* _Set problem_: Restate the whole of the material. Keep every word, and drop the pictures.

══ Provided records

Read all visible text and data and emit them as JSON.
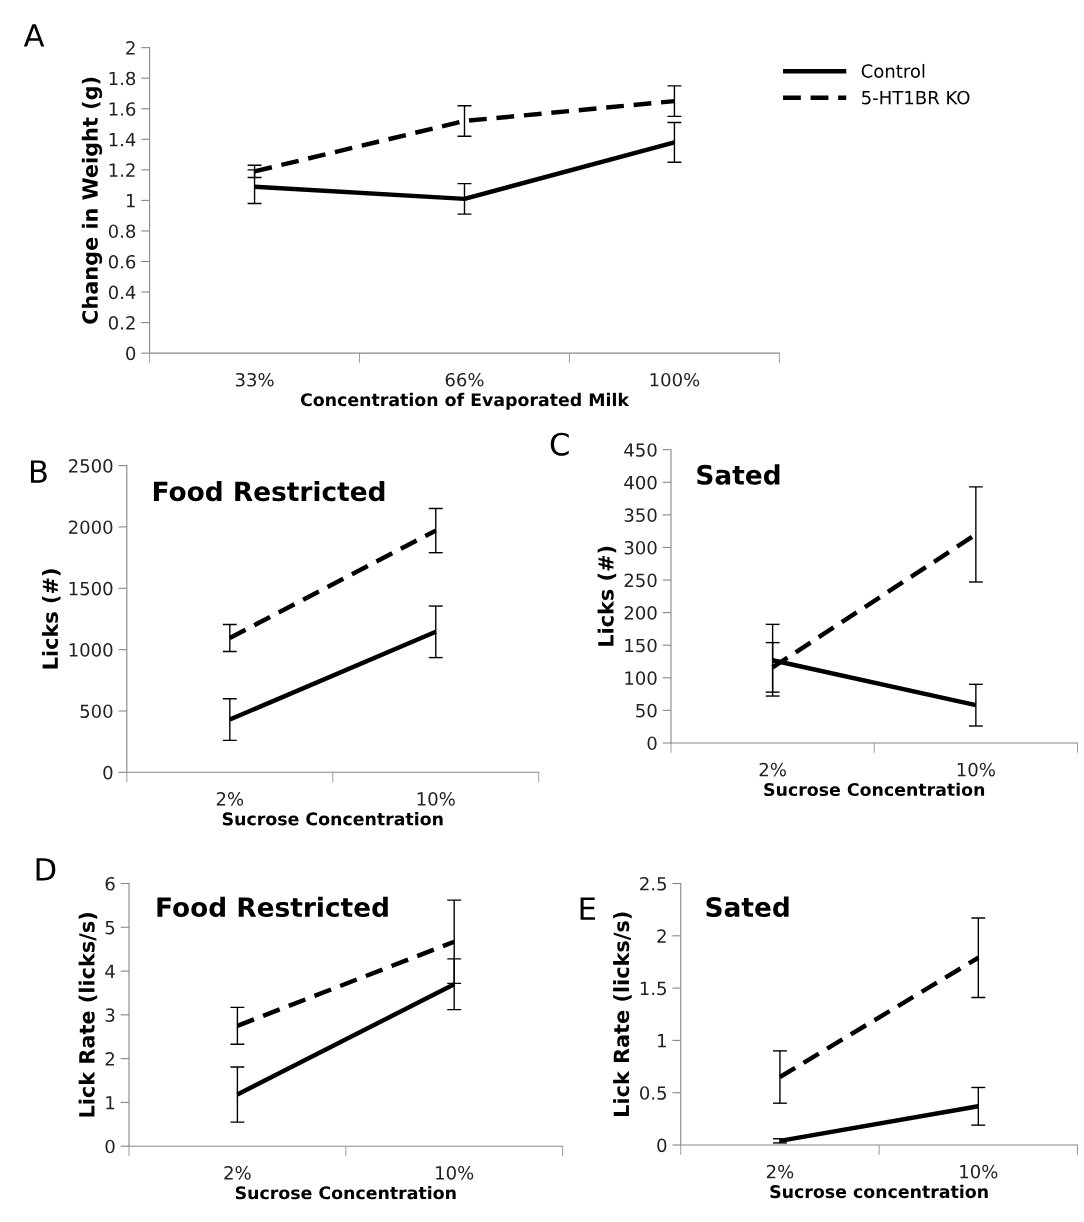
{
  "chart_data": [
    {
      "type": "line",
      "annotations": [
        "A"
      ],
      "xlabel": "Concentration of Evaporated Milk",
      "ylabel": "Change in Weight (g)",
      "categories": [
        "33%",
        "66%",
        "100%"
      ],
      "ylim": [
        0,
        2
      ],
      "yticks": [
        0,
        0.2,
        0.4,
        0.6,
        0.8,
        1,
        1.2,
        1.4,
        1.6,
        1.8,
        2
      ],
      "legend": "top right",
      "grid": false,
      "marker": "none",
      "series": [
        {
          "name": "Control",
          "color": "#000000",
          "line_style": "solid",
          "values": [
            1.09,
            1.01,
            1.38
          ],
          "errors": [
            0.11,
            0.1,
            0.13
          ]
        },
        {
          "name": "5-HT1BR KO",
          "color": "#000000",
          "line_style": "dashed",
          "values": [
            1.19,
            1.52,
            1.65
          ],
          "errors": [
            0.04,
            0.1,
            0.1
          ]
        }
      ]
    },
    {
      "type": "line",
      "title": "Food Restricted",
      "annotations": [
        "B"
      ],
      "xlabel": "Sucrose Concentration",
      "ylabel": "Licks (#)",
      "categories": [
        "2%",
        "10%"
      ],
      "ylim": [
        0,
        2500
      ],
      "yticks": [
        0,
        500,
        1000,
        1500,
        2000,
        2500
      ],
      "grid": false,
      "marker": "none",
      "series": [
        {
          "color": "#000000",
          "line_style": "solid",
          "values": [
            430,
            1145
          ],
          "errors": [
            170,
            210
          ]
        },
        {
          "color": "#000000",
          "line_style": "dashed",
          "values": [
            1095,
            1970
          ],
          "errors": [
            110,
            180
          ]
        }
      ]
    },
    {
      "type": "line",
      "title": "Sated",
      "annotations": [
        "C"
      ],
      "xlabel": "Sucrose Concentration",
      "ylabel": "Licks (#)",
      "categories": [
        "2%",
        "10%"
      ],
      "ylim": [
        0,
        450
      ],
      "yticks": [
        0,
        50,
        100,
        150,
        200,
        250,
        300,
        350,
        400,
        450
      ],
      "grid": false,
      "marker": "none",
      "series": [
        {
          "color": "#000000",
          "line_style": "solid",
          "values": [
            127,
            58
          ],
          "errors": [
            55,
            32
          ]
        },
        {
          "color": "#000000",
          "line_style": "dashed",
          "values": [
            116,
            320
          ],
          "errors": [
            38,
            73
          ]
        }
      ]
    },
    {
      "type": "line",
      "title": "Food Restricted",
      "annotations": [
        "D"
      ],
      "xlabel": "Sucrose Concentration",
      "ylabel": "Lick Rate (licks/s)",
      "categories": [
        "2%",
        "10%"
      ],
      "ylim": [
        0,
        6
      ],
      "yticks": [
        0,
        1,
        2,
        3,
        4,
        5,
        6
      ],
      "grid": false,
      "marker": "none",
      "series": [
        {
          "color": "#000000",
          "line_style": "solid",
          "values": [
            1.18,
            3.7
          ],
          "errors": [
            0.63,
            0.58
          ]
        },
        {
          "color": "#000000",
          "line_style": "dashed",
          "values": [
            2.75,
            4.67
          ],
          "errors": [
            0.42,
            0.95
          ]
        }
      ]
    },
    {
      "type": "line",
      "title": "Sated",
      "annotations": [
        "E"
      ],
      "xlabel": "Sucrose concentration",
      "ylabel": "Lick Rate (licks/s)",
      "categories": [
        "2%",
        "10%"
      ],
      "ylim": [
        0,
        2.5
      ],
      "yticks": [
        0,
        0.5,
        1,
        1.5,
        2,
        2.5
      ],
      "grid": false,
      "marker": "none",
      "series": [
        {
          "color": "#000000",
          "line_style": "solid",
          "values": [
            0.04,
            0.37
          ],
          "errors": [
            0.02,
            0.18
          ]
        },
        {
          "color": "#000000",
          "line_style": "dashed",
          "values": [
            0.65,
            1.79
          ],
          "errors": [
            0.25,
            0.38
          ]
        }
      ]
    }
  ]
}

════

* _Written solution_:
Read all visible text and data and emit them as JSON.
{
  "chart_data": [
    {
      "type": "line",
      "annotations": [
        "A"
      ],
      "xlabel": "Concentration of Evaporated Milk",
      "ylabel": "Change in Weight (g)",
      "categories": [
        "33%",
        "66%",
        "100%"
      ],
      "ylim": [
        0,
        2
      ],
      "yticks": [
        0,
        0.2,
        0.4,
        0.6,
        0.8,
        1,
        1.2,
        1.4,
        1.6,
        1.8,
        2
      ],
      "legend": "top right",
      "grid": false,
      "marker": "none",
      "series": [
        {
          "name": "Control",
          "color": "#000000",
          "line_style": "solid",
          "values": [
            1.09,
            1.01,
            1.38
          ],
          "errors": [
            0.11,
            0.1,
            0.13
          ]
        },
        {
          "name": "5-HT1BR KO",
          "color": "#000000",
          "line_style": "dashed",
          "values": [
            1.19,
            1.52,
            1.65
          ],
          "errors": [
            0.04,
            0.1,
            0.1
          ]
        }
      ]
    },
    {
      "type": "line",
      "title": "Food Restricted",
      "annotations": [
        "B"
      ],
      "xlabel": "Sucrose Concentration",
      "ylabel": "Licks (#)",
      "categories": [
        "2%",
        "10%"
      ],
      "ylim": [
        0,
        2500
      ],
      "yticks": [
        0,
        500,
        1000,
        1500,
        2000,
        2500
      ],
      "grid": false,
      "marker": "none",
      "series": [
        {
          "color": "#000000",
          "line_style": "solid",
          "values": [
            430,
            1145
          ],
          "errors": [
            170,
            210
          ]
        },
        {
          "color": "#000000",
          "line_style": "dashed",
          "values": [
            1095,
            1970
          ],
          "errors": [
            110,
            180
          ]
        }
      ]
    },
    {
      "type": "line",
      "title": "Sated",
      "annotations": [
        "C"
      ],
      "xlabel": "Sucrose Concentration",
      "ylabel": "Licks (#)",
      "categories": [
        "2%",
        "10%"
      ],
      "ylim": [
        0,
        450
      ],
      "yticks": [
        0,
        50,
        100,
        150,
        200,
        250,
        300,
        350,
        400,
        450
      ],
      "grid": false,
      "marker": "none",
      "series": [
        {
          "color": "#000000",
          "line_style": "solid",
          "values": [
            127,
            58
          ],
          "errors": [
            55,
            32
          ]
        },
        {
          "color": "#000000",
          "line_style": "dashed",
          "values": [
            116,
            320
          ],
          "errors": [
            38,
            73
          ]
        }
      ]
    },
    {
      "type": "line",
      "title": "Food Restricted",
      "annotations": [
        "D"
      ],
      "xlabel": "Sucrose Concentration",
      "ylabel": "Lick Rate (licks/s)",
      "categories": [
        "2%",
        "10%"
      ],
      "ylim": [
        0,
        6
      ],
      "yticks": [
        0,
        1,
        2,
        3,
        4,
        5,
        6
      ],
      "grid": false,
      "marker": "none",
      "series": [
        {
          "color": "#000000",
          "line_style": "solid",
          "values": [
            1.18,
            3.7
          ],
          "errors": [
            0.63,
            0.58
          ]
        },
        {
          "color": "#000000",
          "line_style": "dashed",
          "values": [
            2.75,
            4.67
          ],
          "errors": [
            0.42,
            0.95
          ]
        }
      ]
    },
    {
      "type": "line",
      "title": "Sated",
      "annotations": [
        "E"
      ],
      "xlabel": "Sucrose concentration",
      "ylabel": "Lick Rate (licks/s)",
      "categories": [
        "2%",
        "10%"
      ],
      "ylim": [
        0,
        2.5
      ],
      "yticks": [
        0,
        0.5,
        1,
        1.5,
        2,
        2.5
      ],
      "grid": false,
      "marker": "none",
      "series": [
        {
          "color": "#000000",
          "line_style": "solid",
          "values": [
            0.04,
            0.37
          ],
          "errors": [
            0.02,
            0.18
          ]
        },
        {
          "color": "#000000",
          "line_style": "dashed",
          "values": [
            0.65,
            1.79
          ],
          "errors": [
            0.25,
            0.38
          ]
        }
      ]
    }
  ]
}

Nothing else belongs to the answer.